| Required task |
Print the data that follows exactly.

[Dataset listings of figures]
==================================================

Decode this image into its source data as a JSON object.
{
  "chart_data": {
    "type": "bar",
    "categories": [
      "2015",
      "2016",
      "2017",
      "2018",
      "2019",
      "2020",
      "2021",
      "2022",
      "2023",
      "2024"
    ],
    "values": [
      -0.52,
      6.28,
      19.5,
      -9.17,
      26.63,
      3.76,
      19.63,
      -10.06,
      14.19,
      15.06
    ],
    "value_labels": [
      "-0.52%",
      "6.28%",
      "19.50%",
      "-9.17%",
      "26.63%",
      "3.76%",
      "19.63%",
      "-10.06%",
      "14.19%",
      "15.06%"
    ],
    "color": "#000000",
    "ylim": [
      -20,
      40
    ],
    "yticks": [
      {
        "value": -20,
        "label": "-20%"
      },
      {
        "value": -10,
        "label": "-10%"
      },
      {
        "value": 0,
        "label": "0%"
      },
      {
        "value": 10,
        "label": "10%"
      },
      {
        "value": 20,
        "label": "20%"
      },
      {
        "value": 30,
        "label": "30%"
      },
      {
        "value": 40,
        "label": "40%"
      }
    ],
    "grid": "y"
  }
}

==================================================

| Solution |
Decode this image into its source data as a JSON object.
{
  "chart_data": {
    "type": "bar",
    "categories": [
      "2015",
      "2016",
      "2017",
      "2018",
      "2019",
      "2020",
      "2021",
      "2022",
      "2023",
      "2024"
    ],
    "values": [
      -0.52,
      6.28,
      19.5,
      -9.17,
      26.63,
      3.76,
      19.63,
      -10.06,
      14.19,
      15.06
    ],
    "value_labels": [
      "-0.52%",
      "6.28%",
      "19.50%",
      "-9.17%",
      "26.63%",
      "3.76%",
      "19.63%",
      "-10.06%",
      "14.19%",
      "15.06%"
    ],
    "color": "#000000",
    "ylim": [
      -20,
      40
    ],
    "yticks": [
      {
        "value": -20,
        "label": "-20%"
      },
      {
        "value": -10,
        "label": "-10%"
      },
      {
        "value": 0,
        "label": "0%"
      },
      {
        "value": 10,
        "label": "10%"
      },
      {
        "value": 20,
        "label": "20%"
      },
      {
        "value": 30,
        "label": "30%"
      },
      {
        "value": 40,
        "label": "40%"
      }
    ],
    "grid": "y"
  }
}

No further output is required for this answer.